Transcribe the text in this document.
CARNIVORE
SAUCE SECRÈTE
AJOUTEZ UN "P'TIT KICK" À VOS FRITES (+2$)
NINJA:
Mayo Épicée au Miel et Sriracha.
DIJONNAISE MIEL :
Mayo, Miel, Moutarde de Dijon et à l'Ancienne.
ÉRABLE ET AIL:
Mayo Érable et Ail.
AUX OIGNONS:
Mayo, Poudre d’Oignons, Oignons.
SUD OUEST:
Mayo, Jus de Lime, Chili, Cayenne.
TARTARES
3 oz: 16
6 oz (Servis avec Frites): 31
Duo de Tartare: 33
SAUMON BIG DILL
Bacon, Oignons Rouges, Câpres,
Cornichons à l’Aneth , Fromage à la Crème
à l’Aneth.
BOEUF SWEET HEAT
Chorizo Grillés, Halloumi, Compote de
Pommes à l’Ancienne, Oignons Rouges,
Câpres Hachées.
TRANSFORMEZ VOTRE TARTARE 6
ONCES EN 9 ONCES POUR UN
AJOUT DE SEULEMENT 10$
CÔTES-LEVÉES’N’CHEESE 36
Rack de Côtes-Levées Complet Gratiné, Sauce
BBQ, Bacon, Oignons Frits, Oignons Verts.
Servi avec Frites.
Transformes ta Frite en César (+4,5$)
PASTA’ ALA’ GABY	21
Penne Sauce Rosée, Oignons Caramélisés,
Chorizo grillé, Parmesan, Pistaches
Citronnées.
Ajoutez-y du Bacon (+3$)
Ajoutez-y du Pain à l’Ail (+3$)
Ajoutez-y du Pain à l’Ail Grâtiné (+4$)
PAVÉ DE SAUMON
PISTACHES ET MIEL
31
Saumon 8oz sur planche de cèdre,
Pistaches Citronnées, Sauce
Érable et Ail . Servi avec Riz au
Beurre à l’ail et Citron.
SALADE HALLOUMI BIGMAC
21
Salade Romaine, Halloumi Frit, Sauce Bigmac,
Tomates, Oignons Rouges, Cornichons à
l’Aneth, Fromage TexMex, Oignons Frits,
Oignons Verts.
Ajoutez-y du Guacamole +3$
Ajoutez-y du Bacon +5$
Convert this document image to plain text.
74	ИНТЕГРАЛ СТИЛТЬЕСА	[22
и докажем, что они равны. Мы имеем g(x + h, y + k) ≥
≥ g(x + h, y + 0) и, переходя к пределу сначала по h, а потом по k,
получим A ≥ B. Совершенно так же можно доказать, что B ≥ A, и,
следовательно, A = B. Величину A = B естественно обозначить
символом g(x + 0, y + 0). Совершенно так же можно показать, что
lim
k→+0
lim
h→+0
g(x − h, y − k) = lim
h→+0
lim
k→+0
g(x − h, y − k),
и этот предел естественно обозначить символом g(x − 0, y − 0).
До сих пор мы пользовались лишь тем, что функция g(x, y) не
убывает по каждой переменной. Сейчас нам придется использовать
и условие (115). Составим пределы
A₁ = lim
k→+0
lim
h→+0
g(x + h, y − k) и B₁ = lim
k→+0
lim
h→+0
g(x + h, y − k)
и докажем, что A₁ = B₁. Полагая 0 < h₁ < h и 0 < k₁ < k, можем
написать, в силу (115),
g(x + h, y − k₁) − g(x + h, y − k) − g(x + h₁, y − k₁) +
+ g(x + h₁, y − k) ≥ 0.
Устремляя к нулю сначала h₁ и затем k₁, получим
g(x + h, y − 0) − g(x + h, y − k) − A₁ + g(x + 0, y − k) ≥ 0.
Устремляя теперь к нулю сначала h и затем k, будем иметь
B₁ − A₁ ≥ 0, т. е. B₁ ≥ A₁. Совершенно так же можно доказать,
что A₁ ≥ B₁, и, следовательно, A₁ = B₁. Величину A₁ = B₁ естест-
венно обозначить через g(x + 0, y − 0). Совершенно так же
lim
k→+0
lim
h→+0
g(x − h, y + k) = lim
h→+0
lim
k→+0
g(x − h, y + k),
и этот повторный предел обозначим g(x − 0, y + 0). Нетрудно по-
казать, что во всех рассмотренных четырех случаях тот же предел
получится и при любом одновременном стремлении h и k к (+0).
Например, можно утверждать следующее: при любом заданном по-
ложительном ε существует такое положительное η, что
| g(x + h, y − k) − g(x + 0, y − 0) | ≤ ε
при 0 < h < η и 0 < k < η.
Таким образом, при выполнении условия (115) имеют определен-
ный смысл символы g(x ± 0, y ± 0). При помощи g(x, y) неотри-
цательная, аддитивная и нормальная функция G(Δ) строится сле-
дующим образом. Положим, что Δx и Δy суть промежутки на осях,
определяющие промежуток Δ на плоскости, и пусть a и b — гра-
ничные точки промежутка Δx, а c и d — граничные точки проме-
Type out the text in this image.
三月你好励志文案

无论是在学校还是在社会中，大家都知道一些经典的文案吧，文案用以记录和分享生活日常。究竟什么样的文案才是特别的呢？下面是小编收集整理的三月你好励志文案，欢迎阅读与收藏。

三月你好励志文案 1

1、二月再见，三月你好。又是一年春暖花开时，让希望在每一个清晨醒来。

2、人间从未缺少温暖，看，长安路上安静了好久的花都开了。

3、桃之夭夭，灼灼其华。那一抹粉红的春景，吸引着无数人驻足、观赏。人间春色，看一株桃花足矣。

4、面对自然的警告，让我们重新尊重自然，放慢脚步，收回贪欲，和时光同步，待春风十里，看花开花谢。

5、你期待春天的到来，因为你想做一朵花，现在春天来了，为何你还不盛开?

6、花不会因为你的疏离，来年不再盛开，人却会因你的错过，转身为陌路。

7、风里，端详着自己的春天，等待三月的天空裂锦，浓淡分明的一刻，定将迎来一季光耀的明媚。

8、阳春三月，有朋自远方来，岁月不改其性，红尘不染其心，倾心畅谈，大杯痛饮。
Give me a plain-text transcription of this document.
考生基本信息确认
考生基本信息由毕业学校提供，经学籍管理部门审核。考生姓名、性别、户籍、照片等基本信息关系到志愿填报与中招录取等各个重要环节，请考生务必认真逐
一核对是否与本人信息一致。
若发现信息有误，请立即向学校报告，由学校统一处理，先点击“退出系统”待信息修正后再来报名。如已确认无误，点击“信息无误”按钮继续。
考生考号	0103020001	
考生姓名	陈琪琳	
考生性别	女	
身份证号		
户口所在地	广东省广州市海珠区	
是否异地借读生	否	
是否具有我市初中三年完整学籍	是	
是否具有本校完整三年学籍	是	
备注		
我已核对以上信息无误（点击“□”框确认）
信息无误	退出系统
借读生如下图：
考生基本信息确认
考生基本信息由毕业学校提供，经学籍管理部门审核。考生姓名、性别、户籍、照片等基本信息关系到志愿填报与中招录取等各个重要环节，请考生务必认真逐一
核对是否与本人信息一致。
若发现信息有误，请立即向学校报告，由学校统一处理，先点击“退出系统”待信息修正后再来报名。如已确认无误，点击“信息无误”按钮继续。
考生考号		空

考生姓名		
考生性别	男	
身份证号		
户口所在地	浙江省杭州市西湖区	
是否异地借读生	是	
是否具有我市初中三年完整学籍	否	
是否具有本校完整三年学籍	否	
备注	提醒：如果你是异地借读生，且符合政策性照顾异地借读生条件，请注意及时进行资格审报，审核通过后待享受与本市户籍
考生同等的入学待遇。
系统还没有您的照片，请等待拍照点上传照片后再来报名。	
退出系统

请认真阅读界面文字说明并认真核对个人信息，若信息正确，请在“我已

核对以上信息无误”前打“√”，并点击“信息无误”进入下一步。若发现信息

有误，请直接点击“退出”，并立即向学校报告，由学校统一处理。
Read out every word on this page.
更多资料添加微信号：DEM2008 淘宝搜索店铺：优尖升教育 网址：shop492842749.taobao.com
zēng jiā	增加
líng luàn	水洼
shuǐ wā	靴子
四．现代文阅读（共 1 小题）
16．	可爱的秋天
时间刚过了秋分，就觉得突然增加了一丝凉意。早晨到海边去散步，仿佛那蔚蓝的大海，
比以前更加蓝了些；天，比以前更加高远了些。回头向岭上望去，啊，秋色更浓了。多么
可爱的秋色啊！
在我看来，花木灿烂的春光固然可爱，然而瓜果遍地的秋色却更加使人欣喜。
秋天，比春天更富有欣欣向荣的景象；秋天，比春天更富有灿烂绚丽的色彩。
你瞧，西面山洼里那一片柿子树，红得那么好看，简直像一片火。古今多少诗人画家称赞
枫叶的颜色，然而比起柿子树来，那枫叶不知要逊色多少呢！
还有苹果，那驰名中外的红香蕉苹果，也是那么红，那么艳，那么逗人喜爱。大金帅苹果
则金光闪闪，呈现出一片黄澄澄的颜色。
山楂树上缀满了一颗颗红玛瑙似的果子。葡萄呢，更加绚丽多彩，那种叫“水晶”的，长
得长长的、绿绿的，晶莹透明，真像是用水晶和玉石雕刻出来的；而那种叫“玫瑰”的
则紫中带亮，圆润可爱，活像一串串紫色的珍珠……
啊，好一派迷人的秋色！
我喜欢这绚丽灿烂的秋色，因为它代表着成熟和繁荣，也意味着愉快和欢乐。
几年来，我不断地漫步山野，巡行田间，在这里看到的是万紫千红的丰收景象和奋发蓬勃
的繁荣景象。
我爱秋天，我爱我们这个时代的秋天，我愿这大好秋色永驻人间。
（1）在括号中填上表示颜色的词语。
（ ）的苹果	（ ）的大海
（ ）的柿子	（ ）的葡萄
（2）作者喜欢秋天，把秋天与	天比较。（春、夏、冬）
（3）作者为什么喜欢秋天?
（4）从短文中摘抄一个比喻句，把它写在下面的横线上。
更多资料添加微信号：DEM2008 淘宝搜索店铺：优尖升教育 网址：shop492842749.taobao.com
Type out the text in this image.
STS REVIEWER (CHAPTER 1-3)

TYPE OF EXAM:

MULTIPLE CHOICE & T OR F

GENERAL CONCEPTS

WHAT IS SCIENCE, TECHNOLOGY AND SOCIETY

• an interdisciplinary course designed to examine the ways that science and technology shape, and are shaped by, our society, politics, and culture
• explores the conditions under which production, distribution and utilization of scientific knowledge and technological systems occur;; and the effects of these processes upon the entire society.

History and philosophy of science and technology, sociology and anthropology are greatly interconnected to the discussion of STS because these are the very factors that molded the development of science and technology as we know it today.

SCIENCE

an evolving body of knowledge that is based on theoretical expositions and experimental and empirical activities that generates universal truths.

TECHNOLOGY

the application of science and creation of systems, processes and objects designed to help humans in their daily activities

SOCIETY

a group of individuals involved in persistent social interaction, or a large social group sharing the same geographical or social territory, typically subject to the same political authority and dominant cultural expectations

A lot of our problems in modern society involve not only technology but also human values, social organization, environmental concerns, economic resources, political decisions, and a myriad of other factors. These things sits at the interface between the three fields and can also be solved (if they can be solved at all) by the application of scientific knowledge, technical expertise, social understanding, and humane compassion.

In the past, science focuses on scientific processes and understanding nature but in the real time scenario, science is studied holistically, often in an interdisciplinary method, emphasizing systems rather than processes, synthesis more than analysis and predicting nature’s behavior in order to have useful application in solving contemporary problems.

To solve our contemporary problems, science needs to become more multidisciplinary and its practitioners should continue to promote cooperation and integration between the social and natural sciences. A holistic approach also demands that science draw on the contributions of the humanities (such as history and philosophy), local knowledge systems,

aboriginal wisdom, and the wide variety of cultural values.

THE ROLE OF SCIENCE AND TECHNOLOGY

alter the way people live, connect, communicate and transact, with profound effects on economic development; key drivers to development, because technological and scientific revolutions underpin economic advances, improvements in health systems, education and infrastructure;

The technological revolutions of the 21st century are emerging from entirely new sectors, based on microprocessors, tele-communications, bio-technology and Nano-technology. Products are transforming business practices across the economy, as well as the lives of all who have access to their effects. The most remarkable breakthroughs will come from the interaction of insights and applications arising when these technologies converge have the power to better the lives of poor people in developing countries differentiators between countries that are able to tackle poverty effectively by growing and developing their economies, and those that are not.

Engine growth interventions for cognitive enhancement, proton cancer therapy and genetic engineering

━━━━━━━━━━━━━━━━━━━━

Provide the number of lines in the entries that include "Frits", and no other text.

(Result of the task)
2